Work to do:
Copy every line of the material below word for word.

Material supplied:
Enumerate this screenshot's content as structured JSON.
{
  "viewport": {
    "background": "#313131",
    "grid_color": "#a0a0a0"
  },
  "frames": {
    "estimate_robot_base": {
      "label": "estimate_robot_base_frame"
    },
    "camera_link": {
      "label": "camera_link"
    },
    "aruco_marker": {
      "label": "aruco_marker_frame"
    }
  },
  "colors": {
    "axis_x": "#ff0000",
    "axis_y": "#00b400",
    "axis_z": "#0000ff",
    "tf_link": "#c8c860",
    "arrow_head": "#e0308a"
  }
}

Written answer:
Enumerate this screenshot's content as structured JSON.
{
  "viewport": {
    "background": "#313131",
    "grid_color": "#a0a0a0"
  },
  "frames": {
    "estimate_robot_base": {
      "label": "estimate_robot_base_frame"
    },
    "camera_link": {
      "label": "camera_link"
    },
    "aruco_marker": {
      "label": "aruco_marker_frame"
    }
  },
  "colors": {
    "axis_x": "#ff0000",
    "axis_y": "#00b400",
    "axis_z": "#0000ff",
    "tf_link": "#c8c860",
    "arrow_head": "#e0308a"
  }
}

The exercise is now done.